======== Records to use ========
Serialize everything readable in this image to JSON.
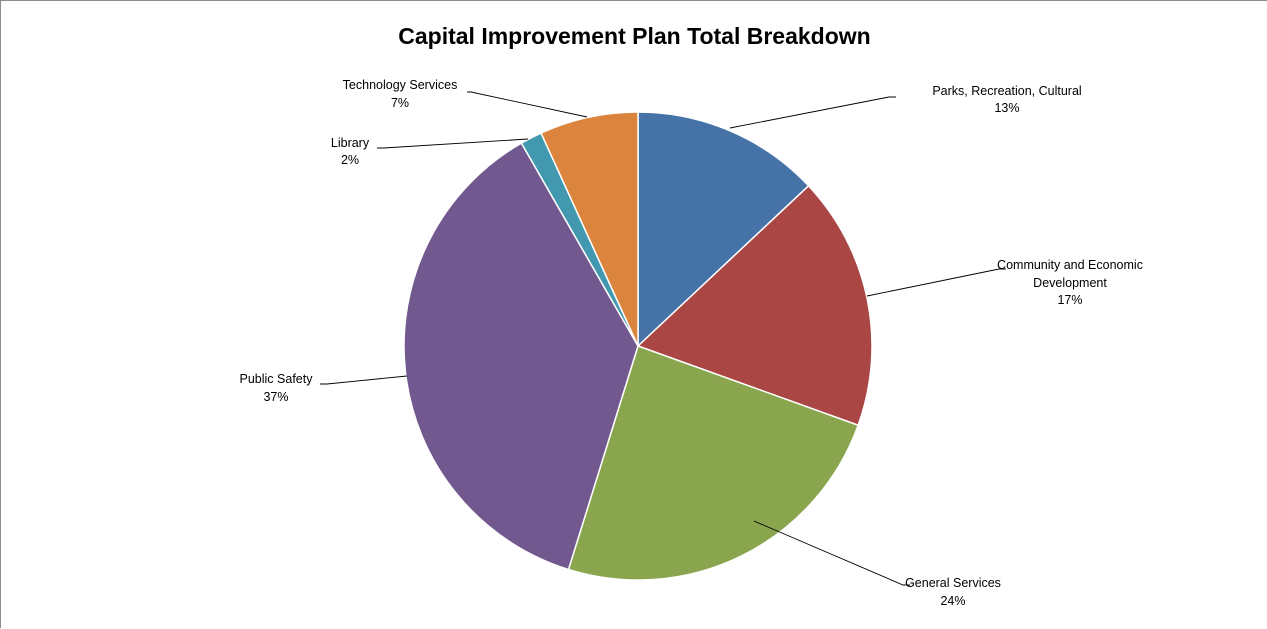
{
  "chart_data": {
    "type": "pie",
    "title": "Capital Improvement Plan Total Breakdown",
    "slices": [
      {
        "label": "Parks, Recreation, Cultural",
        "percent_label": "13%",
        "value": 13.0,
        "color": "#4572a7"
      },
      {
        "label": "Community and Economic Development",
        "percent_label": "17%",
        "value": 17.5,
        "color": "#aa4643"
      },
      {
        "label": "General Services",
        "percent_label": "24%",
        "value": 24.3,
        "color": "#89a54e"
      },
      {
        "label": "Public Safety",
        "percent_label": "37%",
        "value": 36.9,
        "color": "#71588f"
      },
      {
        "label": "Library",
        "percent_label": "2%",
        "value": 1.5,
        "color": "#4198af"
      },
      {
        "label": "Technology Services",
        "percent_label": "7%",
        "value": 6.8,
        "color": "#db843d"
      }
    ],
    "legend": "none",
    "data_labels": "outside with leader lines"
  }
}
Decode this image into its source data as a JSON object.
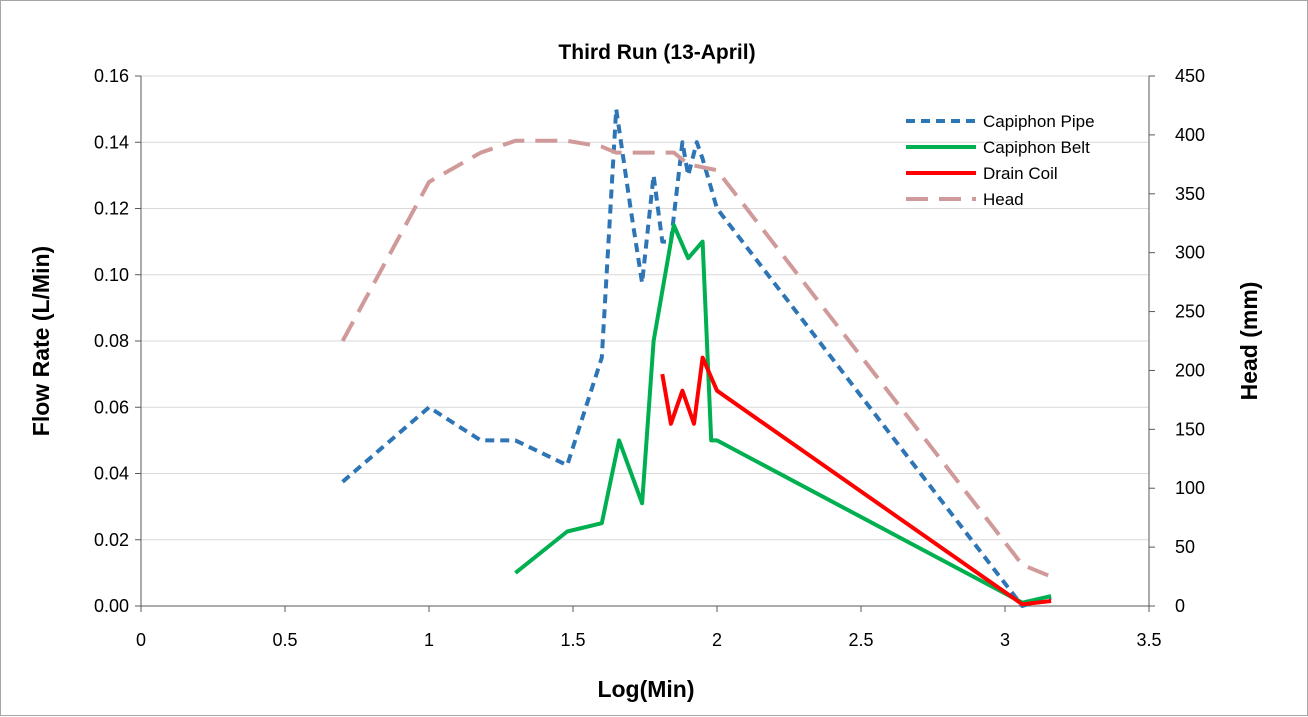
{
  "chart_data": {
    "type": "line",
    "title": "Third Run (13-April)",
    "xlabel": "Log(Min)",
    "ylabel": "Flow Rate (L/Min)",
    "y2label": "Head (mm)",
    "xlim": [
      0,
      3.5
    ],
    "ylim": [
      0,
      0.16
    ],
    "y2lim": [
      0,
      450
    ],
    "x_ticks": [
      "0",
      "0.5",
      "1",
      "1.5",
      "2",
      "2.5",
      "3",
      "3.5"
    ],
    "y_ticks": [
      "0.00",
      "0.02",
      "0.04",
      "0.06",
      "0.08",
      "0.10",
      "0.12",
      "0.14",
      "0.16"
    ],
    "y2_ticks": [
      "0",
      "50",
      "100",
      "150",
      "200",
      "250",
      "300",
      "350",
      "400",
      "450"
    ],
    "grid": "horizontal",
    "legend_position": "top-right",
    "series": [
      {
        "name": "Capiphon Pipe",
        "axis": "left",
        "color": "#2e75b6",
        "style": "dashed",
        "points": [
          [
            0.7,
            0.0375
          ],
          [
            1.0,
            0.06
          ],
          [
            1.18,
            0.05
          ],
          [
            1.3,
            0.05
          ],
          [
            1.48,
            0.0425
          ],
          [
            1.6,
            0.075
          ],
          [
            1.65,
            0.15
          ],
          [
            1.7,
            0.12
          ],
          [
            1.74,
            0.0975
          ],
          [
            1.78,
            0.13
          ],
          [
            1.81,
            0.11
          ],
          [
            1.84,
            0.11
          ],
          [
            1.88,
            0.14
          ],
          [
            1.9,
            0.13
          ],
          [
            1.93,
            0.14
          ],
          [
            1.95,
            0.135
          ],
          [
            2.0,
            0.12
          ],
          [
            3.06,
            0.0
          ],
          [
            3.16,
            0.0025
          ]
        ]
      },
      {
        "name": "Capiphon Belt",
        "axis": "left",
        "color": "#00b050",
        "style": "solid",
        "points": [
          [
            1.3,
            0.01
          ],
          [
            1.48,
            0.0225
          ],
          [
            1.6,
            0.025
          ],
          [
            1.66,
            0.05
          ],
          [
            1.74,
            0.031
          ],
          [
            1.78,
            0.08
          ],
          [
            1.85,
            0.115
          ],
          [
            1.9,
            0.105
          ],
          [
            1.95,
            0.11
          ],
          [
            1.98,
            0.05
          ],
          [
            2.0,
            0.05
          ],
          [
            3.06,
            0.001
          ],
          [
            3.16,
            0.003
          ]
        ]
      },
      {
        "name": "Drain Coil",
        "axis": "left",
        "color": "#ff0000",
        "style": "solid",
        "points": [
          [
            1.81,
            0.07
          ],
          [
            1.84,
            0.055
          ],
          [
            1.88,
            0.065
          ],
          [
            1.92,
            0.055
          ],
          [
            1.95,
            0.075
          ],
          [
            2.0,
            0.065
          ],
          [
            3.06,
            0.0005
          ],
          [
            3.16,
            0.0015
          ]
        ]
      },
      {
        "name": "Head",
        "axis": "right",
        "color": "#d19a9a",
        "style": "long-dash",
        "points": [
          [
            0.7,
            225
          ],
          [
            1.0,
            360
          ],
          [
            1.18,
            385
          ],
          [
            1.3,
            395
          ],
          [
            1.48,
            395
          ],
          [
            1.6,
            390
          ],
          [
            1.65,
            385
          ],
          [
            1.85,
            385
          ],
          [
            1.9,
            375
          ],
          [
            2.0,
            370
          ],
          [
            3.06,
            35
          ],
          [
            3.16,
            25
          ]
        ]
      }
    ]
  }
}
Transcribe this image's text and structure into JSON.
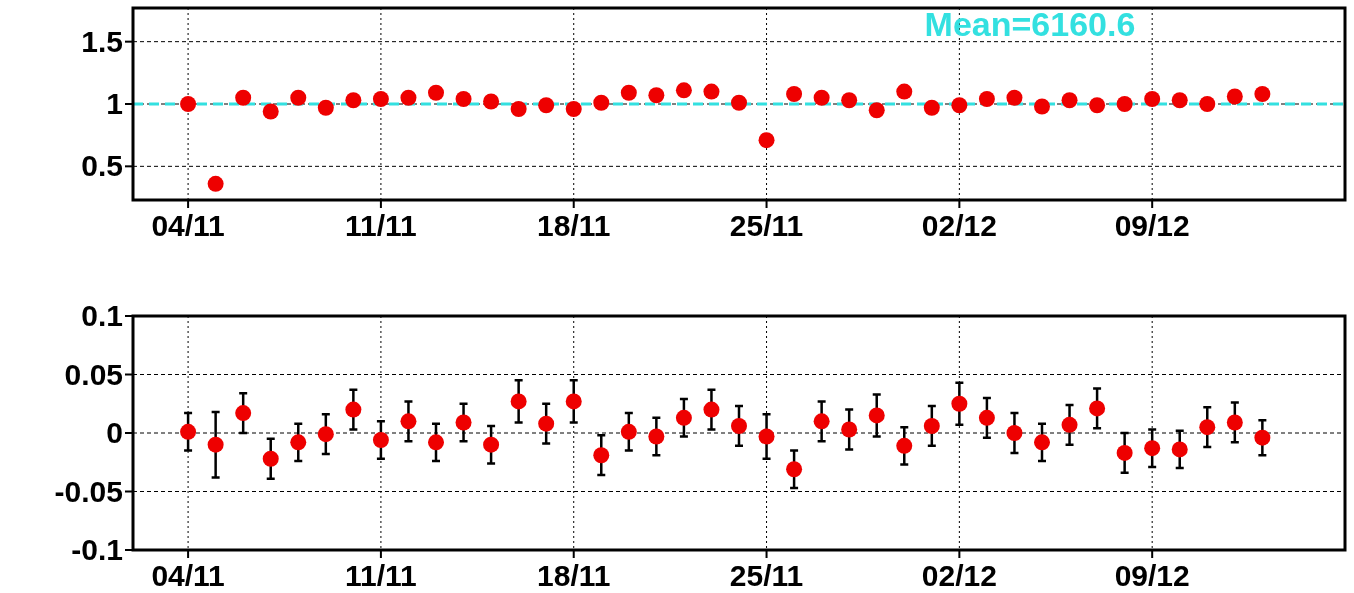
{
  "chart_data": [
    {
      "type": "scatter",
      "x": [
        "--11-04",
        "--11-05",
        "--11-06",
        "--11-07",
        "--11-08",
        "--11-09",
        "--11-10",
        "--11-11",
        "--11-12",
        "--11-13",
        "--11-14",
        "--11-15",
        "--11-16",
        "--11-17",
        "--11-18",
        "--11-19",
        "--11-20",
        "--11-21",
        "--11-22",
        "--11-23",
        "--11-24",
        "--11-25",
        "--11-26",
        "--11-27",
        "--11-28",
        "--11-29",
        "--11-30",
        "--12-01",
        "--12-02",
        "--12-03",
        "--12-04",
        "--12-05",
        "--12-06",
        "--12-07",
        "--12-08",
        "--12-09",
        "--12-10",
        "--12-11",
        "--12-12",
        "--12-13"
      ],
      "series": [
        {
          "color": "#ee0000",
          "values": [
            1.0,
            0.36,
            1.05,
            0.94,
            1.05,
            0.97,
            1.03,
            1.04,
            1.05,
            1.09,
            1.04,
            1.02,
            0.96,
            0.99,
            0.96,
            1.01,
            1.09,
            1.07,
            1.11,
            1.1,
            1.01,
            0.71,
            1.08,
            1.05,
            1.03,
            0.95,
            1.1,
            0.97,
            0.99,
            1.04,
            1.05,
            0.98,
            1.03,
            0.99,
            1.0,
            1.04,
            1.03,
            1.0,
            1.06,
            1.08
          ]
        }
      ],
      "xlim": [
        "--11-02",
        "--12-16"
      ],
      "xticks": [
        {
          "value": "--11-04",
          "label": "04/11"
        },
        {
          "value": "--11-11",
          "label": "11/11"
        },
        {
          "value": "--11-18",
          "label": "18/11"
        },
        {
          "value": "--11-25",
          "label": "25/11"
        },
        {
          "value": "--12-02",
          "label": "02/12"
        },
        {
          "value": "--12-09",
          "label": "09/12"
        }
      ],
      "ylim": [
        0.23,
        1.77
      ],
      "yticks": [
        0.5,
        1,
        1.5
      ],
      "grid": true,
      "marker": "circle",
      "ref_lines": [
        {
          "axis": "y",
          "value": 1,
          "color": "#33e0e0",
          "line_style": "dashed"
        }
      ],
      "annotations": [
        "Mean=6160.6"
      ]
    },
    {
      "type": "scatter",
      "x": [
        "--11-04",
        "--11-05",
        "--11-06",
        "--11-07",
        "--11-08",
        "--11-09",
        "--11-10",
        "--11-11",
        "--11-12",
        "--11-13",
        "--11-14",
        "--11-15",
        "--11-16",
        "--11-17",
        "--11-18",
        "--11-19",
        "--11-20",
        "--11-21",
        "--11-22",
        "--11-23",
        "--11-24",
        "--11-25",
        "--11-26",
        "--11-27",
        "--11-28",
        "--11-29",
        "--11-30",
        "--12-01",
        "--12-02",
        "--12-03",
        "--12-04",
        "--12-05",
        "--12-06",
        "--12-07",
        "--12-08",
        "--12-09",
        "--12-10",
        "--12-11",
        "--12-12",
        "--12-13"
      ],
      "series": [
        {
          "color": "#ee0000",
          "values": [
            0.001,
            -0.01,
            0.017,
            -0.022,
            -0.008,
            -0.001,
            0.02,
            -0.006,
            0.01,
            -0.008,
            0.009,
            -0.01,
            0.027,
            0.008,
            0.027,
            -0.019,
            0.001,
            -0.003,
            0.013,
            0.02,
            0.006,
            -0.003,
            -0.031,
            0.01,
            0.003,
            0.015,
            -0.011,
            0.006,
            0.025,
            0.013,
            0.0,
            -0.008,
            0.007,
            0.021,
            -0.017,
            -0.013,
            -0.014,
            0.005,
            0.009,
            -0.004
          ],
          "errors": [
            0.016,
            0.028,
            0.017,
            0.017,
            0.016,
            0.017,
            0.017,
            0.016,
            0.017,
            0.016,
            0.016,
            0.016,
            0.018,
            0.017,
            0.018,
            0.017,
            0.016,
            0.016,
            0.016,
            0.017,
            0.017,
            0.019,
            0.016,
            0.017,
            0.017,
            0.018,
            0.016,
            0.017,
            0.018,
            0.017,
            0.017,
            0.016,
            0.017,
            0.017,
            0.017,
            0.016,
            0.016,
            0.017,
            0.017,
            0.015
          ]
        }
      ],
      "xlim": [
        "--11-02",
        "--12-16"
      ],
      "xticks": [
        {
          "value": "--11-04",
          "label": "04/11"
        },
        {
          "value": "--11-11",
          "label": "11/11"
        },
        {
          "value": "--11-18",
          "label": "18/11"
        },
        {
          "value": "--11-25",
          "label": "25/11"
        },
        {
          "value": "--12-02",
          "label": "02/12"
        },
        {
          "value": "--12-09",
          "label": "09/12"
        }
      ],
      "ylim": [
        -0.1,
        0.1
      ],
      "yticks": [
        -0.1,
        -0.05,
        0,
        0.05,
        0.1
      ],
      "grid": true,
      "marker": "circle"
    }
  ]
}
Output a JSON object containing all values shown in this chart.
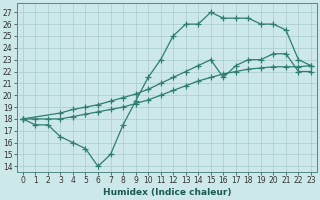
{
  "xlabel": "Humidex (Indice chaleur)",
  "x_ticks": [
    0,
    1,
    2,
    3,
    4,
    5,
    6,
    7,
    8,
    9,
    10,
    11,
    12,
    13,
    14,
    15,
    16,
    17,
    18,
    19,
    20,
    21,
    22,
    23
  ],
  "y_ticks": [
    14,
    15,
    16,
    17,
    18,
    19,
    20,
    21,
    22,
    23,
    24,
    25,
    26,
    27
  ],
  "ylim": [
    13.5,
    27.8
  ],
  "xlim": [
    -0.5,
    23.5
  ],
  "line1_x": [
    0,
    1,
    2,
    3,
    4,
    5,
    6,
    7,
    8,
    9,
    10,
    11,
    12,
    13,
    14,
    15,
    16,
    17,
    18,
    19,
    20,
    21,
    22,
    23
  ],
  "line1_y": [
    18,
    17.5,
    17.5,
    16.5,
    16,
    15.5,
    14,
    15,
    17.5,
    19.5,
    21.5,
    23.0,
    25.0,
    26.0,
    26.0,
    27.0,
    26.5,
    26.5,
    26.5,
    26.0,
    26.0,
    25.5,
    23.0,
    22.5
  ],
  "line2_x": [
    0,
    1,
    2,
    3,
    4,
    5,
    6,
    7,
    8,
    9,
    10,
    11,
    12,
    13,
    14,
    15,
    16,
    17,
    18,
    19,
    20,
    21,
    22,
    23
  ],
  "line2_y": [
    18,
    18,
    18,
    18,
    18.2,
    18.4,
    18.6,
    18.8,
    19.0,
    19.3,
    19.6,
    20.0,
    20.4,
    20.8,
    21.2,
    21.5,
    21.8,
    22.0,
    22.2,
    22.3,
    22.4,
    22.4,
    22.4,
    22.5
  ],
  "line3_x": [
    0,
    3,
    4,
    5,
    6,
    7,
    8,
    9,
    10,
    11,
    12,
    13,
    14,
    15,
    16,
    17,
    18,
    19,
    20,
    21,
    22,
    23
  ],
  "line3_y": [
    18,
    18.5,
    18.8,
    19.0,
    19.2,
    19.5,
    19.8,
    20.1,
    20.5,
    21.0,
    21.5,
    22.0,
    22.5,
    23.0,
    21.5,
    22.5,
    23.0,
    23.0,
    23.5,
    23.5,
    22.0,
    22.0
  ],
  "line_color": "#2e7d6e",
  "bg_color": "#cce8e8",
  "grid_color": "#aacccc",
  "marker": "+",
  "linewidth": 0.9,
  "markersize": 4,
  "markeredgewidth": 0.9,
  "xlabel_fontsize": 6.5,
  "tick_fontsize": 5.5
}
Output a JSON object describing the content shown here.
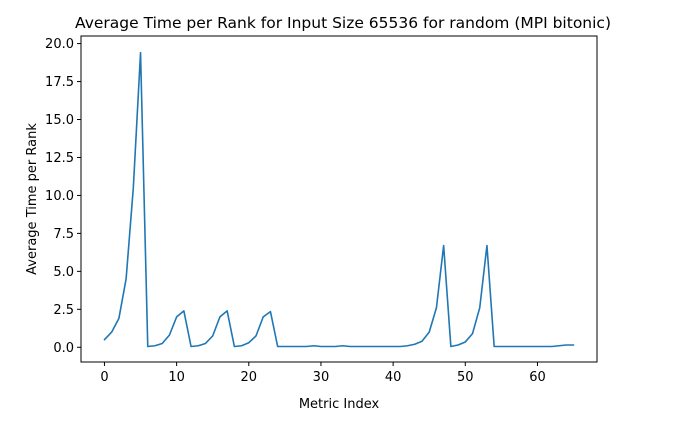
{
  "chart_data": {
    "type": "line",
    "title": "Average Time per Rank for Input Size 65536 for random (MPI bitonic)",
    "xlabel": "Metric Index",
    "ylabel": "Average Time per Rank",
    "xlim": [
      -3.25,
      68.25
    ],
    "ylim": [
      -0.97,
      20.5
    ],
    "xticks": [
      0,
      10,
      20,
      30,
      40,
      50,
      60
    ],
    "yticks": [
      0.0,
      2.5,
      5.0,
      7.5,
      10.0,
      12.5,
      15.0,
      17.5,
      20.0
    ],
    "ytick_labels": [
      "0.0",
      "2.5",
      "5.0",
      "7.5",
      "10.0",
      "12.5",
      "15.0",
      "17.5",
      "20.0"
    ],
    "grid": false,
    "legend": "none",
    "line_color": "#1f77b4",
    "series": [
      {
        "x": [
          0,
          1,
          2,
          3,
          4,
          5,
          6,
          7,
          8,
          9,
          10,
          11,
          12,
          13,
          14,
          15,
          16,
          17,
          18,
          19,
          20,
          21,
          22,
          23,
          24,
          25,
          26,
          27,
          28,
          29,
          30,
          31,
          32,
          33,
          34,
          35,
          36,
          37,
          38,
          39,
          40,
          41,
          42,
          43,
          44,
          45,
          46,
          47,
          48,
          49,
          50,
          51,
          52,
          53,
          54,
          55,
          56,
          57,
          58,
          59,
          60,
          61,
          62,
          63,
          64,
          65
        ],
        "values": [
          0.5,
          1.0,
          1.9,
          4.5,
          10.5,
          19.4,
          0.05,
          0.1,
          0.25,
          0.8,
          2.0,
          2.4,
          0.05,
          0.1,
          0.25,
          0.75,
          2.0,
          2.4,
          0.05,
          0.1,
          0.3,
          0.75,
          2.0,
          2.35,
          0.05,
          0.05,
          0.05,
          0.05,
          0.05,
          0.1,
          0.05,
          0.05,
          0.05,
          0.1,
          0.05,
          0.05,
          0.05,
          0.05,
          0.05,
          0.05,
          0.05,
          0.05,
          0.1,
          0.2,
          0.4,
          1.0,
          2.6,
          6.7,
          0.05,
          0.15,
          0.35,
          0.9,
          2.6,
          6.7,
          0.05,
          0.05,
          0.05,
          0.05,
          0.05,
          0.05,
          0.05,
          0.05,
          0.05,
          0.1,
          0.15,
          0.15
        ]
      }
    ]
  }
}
========
▸ What is expected:
Find the lines of the material that hold the word "Services" and report their count alone.

▸ Answer to the exercise:
2